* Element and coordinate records
..............................

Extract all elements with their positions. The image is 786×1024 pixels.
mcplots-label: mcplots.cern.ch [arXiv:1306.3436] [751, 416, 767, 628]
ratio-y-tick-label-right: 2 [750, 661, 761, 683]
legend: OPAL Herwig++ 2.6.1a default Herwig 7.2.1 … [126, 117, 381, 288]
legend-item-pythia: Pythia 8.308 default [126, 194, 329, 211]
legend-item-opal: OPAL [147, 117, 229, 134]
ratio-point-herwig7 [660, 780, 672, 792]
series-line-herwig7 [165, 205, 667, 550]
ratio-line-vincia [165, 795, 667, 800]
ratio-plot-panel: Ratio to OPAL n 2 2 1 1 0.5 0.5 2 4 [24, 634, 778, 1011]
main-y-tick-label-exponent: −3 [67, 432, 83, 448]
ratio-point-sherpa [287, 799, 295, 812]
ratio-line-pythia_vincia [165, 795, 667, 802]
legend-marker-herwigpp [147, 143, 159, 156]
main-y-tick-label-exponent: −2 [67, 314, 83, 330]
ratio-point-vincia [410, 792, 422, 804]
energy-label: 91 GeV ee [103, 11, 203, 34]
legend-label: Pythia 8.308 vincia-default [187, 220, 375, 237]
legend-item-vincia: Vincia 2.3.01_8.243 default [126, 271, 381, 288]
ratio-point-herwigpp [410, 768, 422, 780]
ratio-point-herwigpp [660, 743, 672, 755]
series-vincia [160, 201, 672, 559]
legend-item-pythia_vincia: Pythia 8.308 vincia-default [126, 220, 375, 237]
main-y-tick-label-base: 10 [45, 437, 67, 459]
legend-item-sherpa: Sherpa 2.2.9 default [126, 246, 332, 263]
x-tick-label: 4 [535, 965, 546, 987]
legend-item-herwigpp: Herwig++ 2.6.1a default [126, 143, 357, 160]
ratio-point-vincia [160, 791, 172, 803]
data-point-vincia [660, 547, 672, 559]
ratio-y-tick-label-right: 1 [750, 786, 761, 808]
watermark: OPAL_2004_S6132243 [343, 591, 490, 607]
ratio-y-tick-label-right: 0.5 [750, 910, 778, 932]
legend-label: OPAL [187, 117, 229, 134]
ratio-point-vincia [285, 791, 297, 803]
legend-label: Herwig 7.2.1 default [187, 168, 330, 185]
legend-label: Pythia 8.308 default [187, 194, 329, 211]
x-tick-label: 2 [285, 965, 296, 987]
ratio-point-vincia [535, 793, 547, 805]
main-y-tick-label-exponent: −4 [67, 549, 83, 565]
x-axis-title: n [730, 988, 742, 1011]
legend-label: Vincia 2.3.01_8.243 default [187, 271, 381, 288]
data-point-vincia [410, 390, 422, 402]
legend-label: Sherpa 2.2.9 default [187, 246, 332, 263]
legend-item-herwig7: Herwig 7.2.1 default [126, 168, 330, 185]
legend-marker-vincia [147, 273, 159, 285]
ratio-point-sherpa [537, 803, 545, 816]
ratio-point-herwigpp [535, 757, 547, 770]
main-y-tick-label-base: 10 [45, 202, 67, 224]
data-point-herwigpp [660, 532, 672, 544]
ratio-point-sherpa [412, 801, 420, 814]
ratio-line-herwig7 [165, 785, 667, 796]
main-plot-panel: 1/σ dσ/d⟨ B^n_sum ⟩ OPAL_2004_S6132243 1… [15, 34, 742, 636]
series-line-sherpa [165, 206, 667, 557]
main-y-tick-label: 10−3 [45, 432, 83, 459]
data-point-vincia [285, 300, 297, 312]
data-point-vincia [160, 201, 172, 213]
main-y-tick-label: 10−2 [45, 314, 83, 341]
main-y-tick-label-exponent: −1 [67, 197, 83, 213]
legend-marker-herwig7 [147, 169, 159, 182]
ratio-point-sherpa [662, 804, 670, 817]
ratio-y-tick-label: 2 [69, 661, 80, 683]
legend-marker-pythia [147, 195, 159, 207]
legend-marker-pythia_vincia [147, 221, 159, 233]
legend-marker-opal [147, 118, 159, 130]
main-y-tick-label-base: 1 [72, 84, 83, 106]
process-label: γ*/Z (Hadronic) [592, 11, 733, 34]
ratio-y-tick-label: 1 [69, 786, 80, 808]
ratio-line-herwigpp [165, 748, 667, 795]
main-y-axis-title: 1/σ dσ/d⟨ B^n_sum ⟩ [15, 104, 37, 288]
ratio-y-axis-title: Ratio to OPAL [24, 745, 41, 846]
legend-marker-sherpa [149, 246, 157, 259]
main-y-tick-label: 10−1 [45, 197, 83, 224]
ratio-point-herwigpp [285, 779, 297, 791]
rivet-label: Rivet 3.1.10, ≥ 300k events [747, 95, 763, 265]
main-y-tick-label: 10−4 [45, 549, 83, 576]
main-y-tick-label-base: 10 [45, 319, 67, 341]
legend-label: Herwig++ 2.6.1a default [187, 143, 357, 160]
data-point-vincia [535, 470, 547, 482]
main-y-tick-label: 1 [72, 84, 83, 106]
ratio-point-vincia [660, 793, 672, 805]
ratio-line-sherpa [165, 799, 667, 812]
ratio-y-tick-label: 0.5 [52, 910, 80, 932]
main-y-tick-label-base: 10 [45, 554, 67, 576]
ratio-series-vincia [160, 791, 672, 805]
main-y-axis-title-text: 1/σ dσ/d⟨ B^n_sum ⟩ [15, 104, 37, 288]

..............................

* WHAT IS BEING ASKED
Copy every one of the rows above, reproducing each line without alteration.

* SOLUTION FOR THIS PROBLEM
Extract all elements with their positions. The image is 786×1024 pixels.
mcplots-label: mcplots.cern.ch [arXiv:1306.3436] [751, 416, 767, 628]
ratio-y-tick-label-right: 2 [750, 661, 761, 683]
legend: OPAL Herwig++ 2.6.1a default Herwig 7.2.1 … [126, 117, 381, 288]
legend-item-pythia: Pythia 8.308 default [126, 194, 329, 211]
legend-item-opal: OPAL [147, 117, 229, 134]
ratio-point-herwig7 [660, 780, 672, 792]
series-line-herwig7 [165, 205, 667, 550]
ratio-line-vincia [165, 795, 667, 800]
ratio-plot-panel: Ratio to OPAL n 2 2 1 1 0.5 0.5 2 4 [24, 634, 778, 1011]
main-y-tick-label-exponent: −3 [67, 432, 83, 448]
ratio-point-sherpa [287, 799, 295, 812]
ratio-line-pythia_vincia [165, 795, 667, 802]
legend-marker-herwigpp [147, 143, 159, 156]
main-y-tick-label-exponent: −2 [67, 314, 83, 330]
ratio-point-vincia [410, 792, 422, 804]
energy-label: 91 GeV ee [103, 11, 203, 34]
legend-label: Pythia 8.308 vincia-default [187, 220, 375, 237]
legend-item-vincia: Vincia 2.3.01_8.243 default [126, 271, 381, 288]
ratio-point-herwigpp [410, 768, 422, 780]
ratio-point-herwigpp [660, 743, 672, 755]
series-vincia [160, 201, 672, 559]
legend-item-pythia_vincia: Pythia 8.308 vincia-default [126, 220, 375, 237]
main-y-tick-label-base: 10 [45, 437, 67, 459]
legend-item-sherpa: Sherpa 2.2.9 default [126, 246, 332, 263]
x-tick-label: 4 [535, 965, 546, 987]
legend-item-herwigpp: Herwig++ 2.6.1a default [126, 143, 357, 160]
ratio-point-vincia [160, 791, 172, 803]
data-point-vincia [660, 547, 672, 559]
ratio-y-tick-label-right: 1 [750, 786, 761, 808]
watermark: OPAL_2004_S6132243 [343, 591, 490, 607]
ratio-y-tick-label-right: 0.5 [750, 910, 778, 932]
legend-label: OPAL [187, 117, 229, 134]
ratio-point-vincia [285, 791, 297, 803]
legend-label: Herwig 7.2.1 default [187, 168, 330, 185]
legend-label: Pythia 8.308 default [187, 194, 329, 211]
x-tick-label: 2 [285, 965, 296, 987]
ratio-point-vincia [535, 793, 547, 805]
main-y-tick-label-exponent: −4 [67, 549, 83, 565]
x-axis-title: n [730, 988, 742, 1011]
legend-label: Vincia 2.3.01_8.243 default [187, 271, 381, 288]
data-point-vincia [410, 390, 422, 402]
legend-label: Sherpa 2.2.9 default [187, 246, 332, 263]
legend-item-herwig7: Herwig 7.2.1 default [126, 168, 330, 185]
legend-marker-vincia [147, 273, 159, 285]
ratio-point-sherpa [537, 803, 545, 816]
ratio-point-herwigpp [535, 757, 547, 770]
main-y-tick-label-base: 10 [45, 202, 67, 224]
data-point-herwigpp [660, 532, 672, 544]
ratio-point-sherpa [412, 801, 420, 814]
ratio-line-herwig7 [165, 785, 667, 796]
main-plot-panel: 1/σ dσ/d⟨ B^n_sum ⟩ OPAL_2004_S6132243 1… [15, 34, 742, 636]
series-line-sherpa [165, 206, 667, 557]
main-y-tick-label: 10−3 [45, 432, 83, 459]
data-point-vincia [285, 300, 297, 312]
data-point-vincia [160, 201, 172, 213]
main-y-tick-label: 10−2 [45, 314, 83, 341]
main-y-tick-label-exponent: −1 [67, 197, 83, 213]
legend-marker-herwig7 [147, 169, 159, 182]
ratio-point-sherpa [662, 804, 670, 817]
ratio-y-tick-label: 2 [69, 661, 80, 683]
legend-marker-pythia [147, 195, 159, 207]
legend-marker-pythia_vincia [147, 221, 159, 233]
legend-marker-opal [147, 118, 159, 130]
main-y-tick-label-base: 1 [72, 84, 83, 106]
process-label: γ*/Z (Hadronic) [592, 11, 733, 34]
ratio-y-tick-label: 1 [69, 786, 80, 808]
ratio-line-herwigpp [165, 748, 667, 795]
main-y-axis-title: 1/σ dσ/d⟨ B^n_sum ⟩ [15, 104, 37, 288]
ratio-y-axis-title: Ratio to OPAL [24, 745, 41, 846]
legend-marker-sherpa [149, 246, 157, 259]
main-y-tick-label: 10−1 [45, 197, 83, 224]
ratio-point-herwigpp [285, 779, 297, 791]
rivet-label: Rivet 3.1.10, ≥ 300k events [747, 95, 763, 265]
main-y-tick-label: 10−4 [45, 549, 83, 576]
main-y-tick-label-base: 10 [45, 319, 67, 341]
legend-label: Herwig++ 2.6.1a default [187, 143, 357, 160]
data-point-vincia [535, 470, 547, 482]
main-y-tick-label: 1 [72, 84, 83, 106]
ratio-point-vincia [660, 793, 672, 805]
ratio-line-sherpa [165, 799, 667, 812]
ratio-y-tick-label: 0.5 [52, 910, 80, 932]
main-y-tick-label-base: 10 [45, 554, 67, 576]
ratio-series-vincia [160, 791, 672, 805]
main-y-axis-title-text: 1/σ dσ/d⟨ B^n_sum ⟩ [15, 104, 37, 288]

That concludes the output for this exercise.